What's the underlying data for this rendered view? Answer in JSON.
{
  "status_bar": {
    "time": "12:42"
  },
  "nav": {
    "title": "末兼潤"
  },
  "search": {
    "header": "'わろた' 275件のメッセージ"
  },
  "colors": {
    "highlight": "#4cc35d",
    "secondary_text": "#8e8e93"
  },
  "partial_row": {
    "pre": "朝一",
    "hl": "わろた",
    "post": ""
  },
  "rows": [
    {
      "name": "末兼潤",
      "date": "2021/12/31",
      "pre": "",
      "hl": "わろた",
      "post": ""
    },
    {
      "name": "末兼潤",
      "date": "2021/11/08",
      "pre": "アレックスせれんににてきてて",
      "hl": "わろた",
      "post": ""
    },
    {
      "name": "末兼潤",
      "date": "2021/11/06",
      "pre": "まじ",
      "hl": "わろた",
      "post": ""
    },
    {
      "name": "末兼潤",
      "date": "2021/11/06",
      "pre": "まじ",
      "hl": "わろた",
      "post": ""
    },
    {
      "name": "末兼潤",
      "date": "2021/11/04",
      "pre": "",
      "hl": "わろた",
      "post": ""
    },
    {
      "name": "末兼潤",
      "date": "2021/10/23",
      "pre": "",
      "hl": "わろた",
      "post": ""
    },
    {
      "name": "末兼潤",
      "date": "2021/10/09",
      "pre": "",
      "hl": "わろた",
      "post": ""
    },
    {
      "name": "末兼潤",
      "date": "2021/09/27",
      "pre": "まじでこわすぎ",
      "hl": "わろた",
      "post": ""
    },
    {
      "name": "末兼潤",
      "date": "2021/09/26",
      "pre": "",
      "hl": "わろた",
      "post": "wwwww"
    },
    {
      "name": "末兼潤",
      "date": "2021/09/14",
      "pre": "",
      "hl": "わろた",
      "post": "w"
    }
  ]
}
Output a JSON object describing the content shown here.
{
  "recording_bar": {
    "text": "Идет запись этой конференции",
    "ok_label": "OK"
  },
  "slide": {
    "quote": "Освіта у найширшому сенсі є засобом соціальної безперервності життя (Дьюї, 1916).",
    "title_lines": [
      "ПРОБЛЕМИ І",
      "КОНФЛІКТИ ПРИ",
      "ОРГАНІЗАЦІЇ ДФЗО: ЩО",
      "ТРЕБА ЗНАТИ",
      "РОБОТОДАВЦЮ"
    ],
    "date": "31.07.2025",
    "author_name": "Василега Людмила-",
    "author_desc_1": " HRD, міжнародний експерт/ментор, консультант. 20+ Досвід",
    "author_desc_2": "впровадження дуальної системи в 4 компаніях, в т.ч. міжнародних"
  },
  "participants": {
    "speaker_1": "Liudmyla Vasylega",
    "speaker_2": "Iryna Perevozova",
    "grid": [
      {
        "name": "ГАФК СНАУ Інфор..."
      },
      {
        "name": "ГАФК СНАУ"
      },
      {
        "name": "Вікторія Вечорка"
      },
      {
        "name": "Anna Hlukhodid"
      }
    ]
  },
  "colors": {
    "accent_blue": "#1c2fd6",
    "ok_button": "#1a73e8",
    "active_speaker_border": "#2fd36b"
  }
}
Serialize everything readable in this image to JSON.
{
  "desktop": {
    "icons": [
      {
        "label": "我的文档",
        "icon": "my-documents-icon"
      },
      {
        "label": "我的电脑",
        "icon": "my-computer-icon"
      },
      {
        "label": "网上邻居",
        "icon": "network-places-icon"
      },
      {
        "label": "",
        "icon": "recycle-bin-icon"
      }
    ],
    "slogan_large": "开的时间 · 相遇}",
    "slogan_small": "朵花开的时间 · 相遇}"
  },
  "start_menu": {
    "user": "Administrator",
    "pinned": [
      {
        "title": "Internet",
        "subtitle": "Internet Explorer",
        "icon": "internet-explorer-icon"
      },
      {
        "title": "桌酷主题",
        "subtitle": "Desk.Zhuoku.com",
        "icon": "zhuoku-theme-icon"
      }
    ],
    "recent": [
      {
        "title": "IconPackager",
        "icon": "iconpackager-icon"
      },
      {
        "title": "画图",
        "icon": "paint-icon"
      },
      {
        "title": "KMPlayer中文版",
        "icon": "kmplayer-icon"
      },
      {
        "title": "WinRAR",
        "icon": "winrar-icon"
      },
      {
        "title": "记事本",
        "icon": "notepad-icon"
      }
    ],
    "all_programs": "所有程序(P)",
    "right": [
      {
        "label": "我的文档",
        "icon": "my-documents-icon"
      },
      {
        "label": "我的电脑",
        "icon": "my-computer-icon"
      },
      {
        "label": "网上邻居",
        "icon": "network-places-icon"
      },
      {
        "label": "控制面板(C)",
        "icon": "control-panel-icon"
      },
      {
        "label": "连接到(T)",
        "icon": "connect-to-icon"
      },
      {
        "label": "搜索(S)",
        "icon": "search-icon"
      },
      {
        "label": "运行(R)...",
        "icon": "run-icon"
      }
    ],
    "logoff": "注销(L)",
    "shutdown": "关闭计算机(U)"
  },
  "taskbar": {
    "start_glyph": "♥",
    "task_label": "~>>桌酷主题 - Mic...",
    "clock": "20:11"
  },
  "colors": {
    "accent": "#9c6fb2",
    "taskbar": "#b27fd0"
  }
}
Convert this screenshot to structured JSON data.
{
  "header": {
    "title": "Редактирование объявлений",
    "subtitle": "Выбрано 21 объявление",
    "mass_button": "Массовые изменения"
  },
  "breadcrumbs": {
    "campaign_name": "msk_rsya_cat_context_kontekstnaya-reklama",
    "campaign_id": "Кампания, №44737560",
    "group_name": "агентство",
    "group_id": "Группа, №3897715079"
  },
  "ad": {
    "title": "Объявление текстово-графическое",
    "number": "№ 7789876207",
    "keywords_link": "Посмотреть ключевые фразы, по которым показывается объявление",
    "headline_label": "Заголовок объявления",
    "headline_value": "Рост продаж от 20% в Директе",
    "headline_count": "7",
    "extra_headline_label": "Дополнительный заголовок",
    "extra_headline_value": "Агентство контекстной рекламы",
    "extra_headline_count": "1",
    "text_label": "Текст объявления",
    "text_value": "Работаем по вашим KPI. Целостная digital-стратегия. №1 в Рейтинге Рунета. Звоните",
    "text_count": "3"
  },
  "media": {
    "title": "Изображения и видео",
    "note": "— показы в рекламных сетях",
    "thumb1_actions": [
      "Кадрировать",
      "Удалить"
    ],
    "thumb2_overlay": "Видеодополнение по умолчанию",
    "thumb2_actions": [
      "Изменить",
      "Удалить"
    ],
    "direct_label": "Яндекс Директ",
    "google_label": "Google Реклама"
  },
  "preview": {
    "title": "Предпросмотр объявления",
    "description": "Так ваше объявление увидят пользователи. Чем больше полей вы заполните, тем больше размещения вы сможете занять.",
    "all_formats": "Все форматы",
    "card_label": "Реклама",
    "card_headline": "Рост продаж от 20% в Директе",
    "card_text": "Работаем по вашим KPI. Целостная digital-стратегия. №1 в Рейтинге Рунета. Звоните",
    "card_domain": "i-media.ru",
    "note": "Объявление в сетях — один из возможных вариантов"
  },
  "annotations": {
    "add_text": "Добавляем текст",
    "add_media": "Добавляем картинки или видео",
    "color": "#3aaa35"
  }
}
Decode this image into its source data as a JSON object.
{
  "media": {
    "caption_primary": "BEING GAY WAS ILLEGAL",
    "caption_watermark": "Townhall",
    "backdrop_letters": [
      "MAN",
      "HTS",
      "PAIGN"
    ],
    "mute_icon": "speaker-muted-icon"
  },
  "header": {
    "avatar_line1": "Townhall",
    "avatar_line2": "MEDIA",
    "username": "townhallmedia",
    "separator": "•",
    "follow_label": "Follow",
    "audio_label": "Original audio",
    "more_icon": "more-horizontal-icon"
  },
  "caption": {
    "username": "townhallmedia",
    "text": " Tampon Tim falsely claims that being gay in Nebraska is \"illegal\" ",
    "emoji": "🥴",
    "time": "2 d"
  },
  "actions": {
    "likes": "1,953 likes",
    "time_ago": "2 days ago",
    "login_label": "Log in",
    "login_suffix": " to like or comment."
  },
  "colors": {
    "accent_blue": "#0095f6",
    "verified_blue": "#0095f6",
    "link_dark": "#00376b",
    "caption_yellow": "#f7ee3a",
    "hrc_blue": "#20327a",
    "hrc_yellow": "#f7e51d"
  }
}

WHAT NEEDS TO BE DONE: Pull out the lines above in which the word "Добавляем" appears.

RESULT BELOW:
    "add_text": "Добавляем текст",
    "add_media": "Добавляем картинки или видео",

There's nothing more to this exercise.